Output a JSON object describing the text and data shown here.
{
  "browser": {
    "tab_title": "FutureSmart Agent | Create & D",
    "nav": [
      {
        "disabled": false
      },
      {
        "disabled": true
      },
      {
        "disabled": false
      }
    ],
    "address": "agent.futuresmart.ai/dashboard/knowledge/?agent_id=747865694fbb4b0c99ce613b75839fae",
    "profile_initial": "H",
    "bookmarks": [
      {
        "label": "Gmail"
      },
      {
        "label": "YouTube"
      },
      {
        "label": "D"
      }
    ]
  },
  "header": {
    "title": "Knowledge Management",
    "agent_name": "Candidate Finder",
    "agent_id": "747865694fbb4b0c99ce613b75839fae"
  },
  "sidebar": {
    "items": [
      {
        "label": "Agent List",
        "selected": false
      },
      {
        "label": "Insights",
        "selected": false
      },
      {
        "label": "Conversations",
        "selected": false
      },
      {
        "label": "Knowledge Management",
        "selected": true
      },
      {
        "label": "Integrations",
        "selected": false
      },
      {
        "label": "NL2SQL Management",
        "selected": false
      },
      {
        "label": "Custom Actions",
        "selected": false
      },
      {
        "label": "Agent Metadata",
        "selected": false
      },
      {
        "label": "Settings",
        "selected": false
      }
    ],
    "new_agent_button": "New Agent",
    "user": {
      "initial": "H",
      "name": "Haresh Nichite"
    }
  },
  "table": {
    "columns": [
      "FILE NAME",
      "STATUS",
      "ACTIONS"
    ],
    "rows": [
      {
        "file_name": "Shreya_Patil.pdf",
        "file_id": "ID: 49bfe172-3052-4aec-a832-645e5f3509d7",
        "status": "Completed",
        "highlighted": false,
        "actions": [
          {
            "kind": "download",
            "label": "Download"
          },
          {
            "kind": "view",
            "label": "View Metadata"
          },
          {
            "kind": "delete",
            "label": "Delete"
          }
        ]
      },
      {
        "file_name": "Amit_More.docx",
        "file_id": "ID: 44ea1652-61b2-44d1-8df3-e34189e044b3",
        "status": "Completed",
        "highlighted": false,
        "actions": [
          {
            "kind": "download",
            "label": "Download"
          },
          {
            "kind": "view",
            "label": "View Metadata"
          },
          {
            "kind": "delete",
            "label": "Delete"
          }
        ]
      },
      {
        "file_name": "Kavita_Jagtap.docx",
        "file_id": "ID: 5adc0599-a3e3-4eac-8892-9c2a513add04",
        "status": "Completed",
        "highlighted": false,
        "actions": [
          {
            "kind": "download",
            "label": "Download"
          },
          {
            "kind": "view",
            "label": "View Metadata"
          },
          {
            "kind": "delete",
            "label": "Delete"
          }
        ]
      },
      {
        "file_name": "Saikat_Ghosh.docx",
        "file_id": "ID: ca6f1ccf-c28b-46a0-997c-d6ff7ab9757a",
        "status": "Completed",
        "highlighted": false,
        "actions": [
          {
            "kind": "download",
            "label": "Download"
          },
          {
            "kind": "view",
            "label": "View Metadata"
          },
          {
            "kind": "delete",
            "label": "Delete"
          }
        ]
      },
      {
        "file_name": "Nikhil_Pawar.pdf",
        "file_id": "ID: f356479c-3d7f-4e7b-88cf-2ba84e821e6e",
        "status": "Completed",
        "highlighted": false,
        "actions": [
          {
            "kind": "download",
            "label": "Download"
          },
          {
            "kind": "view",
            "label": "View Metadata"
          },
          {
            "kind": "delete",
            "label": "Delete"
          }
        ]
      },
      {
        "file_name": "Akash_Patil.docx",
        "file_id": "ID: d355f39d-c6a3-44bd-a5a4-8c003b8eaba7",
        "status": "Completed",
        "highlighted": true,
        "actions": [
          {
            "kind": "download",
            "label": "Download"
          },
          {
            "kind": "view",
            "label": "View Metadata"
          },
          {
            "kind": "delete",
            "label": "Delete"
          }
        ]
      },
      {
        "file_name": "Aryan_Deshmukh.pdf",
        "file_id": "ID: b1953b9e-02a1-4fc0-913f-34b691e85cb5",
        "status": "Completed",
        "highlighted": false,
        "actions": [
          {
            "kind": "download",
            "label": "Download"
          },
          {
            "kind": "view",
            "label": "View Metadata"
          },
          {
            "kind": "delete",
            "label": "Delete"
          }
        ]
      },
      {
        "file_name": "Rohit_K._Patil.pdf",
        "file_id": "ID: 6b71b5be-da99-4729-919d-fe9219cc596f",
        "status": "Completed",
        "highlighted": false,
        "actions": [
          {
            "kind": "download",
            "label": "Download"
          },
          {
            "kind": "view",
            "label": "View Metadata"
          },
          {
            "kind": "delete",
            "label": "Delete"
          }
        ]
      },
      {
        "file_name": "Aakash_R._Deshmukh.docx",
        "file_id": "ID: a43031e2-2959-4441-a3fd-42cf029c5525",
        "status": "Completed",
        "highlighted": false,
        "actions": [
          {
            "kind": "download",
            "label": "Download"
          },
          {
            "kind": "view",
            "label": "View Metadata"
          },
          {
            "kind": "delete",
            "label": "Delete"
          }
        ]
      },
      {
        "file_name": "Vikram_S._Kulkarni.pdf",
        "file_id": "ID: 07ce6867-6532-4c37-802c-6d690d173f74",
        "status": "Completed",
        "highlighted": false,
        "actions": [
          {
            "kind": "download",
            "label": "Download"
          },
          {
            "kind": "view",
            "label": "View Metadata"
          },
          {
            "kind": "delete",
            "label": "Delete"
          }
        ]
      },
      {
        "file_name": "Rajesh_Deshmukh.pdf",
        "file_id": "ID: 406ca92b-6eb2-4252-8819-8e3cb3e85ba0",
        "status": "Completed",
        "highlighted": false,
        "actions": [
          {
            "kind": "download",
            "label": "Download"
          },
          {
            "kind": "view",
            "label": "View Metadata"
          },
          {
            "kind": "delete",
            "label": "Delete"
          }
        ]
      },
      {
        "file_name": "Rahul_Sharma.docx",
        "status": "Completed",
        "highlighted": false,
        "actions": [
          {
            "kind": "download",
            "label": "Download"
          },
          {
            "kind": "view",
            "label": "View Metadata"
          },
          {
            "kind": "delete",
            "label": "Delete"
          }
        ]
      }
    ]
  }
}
------------
= TASK OBJECTIVE =
Write out the data again, exactly and in full.

= RESPONSE TO THIS TASK =
Output a JSON object describing the text and data shown here.
{
  "browser": {
    "tab_title": "FutureSmart Agent | Create & D",
    "nav": [
      {
        "disabled": false
      },
      {
        "disabled": true
      },
      {
        "disabled": false
      }
    ],
    "address": "agent.futuresmart.ai/dashboard/knowledge/?agent_id=747865694fbb4b0c99ce613b75839fae",
    "profile_initial": "H",
    "bookmarks": [
      {
        "label": "Gmail"
      },
      {
        "label": "YouTube"
      },
      {
        "label": "D"
      }
    ]
  },
  "header": {
    "title": "Knowledge Management",
    "agent_name": "Candidate Finder",
    "agent_id": "747865694fbb4b0c99ce613b75839fae"
  },
  "sidebar": {
    "items": [
      {
        "label": "Agent List",
        "selected": false
      },
      {
        "label": "Insights",
        "selected": false
      },
      {
        "label": "Conversations",
        "selected": false
      },
      {
        "label": "Knowledge Management",
        "selected": true
      },
      {
        "label": "Integrations",
        "selected": false
      },
      {
        "label": "NL2SQL Management",
        "selected": false
      },
      {
        "label": "Custom Actions",
        "selected": false
      },
      {
        "label": "Agent Metadata",
        "selected": false
      },
      {
        "label": "Settings",
        "selected": false
      }
    ],
    "new_agent_button": "New Agent",
    "user": {
      "initial": "H",
      "name": "Haresh Nichite"
    }
  },
  "table": {
    "columns": [
      "FILE NAME",
      "STATUS",
      "ACTIONS"
    ],
    "rows": [
      {
        "file_name": "Shreya_Patil.pdf",
        "file_id": "ID: 49bfe172-3052-4aec-a832-645e5f3509d7",
        "status": "Completed",
        "highlighted": false,
        "actions": [
          {
            "kind": "download",
            "label": "Download"
          },
          {
            "kind": "view",
            "label": "View Metadata"
          },
          {
            "kind": "delete",
            "label": "Delete"
          }
        ]
      },
      {
        "file_name": "Amit_More.docx",
        "file_id": "ID: 44ea1652-61b2-44d1-8df3-e34189e044b3",
        "status": "Completed",
        "highlighted": false,
        "actions": [
          {
            "kind": "download",
            "label": "Download"
          },
          {
            "kind": "view",
            "label": "View Metadata"
          },
          {
            "kind": "delete",
            "label": "Delete"
          }
        ]
      },
      {
        "file_name": "Kavita_Jagtap.docx",
        "file_id": "ID: 5adc0599-a3e3-4eac-8892-9c2a513add04",
        "status": "Completed",
        "highlighted": false,
        "actions": [
          {
            "kind": "download",
            "label": "Download"
          },
          {
            "kind": "view",
            "label": "View Metadata"
          },
          {
            "kind": "delete",
            "label": "Delete"
          }
        ]
      },
      {
        "file_name": "Saikat_Ghosh.docx",
        "file_id": "ID: ca6f1ccf-c28b-46a0-997c-d6ff7ab9757a",
        "status": "Completed",
        "highlighted": false,
        "actions": [
          {
            "kind": "download",
            "label": "Download"
          },
          {
            "kind": "view",
            "label": "View Metadata"
          },
          {
            "kind": "delete",
            "label": "Delete"
          }
        ]
      },
      {
        "file_name": "Nikhil_Pawar.pdf",
        "file_id": "ID: f356479c-3d7f-4e7b-88cf-2ba84e821e6e",
        "status": "Completed",
        "highlighted": false,
        "actions": [
          {
            "kind": "download",
            "label": "Download"
          },
          {
            "kind": "view",
            "label": "View Metadata"
          },
          {
            "kind": "delete",
            "label": "Delete"
          }
        ]
      },
      {
        "file_name": "Akash_Patil.docx",
        "file_id": "ID: d355f39d-c6a3-44bd-a5a4-8c003b8eaba7",
        "status": "Completed",
        "highlighted": true,
        "actions": [
          {
            "kind": "download",
            "label": "Download"
          },
          {
            "kind": "view",
            "label": "View Metadata"
          },
          {
            "kind": "delete",
            "label": "Delete"
          }
        ]
      },
      {
        "file_name": "Aryan_Deshmukh.pdf",
        "file_id": "ID: b1953b9e-02a1-4fc0-913f-34b691e85cb5",
        "status": "Completed",
        "highlighted": false,
        "actions": [
          {
            "kind": "download",
            "label": "Download"
          },
          {
            "kind": "view",
            "label": "View Metadata"
          },
          {
            "kind": "delete",
            "label": "Delete"
          }
        ]
      },
      {
        "file_name": "Rohit_K._Patil.pdf",
        "file_id": "ID: 6b71b5be-da99-4729-919d-fe9219cc596f",
        "status": "Completed",
        "highlighted": false,
        "actions": [
          {
            "kind": "download",
            "label": "Download"
          },
          {
            "kind": "view",
            "label": "View Metadata"
          },
          {
            "kind": "delete",
            "label": "Delete"
          }
        ]
      },
      {
        "file_name": "Aakash_R._Deshmukh.docx",
        "file_id": "ID: a43031e2-2959-4441-a3fd-42cf029c5525",
        "status": "Completed",
        "highlighted": false,
        "actions": [
          {
            "kind": "download",
            "label": "Download"
          },
          {
            "kind": "view",
            "label": "View Metadata"
          },
          {
            "kind": "delete",
            "label": "Delete"
          }
        ]
      },
      {
        "file_name": "Vikram_S._Kulkarni.pdf",
        "file_id": "ID: 07ce6867-6532-4c37-802c-6d690d173f74",
        "status": "Completed",
        "highlighted": false,
        "actions": [
          {
            "kind": "download",
            "label": "Download"
          },
          {
            "kind": "view",
            "label": "View Metadata"
          },
          {
            "kind": "delete",
            "label": "Delete"
          }
        ]
      },
      {
        "file_name": "Rajesh_Deshmukh.pdf",
        "file_id": "ID: 406ca92b-6eb2-4252-8819-8e3cb3e85ba0",
        "status": "Completed",
        "highlighted": false,
        "actions": [
          {
            "kind": "download",
            "label": "Download"
          },
          {
            "kind": "view",
            "label": "View Metadata"
          },
          {
            "kind": "delete",
            "label": "Delete"
          }
        ]
      },
      {
        "file_name": "Rahul_Sharma.docx",
        "status": "Completed",
        "highlighted": false,
        "actions": [
          {
            "kind": "download",
            "label": "Download"
          },
          {
            "kind": "view",
            "label": "View Metadata"
          },
          {
            "kind": "delete",
            "label": "Delete"
          }
        ]
      }
    ]
  }
}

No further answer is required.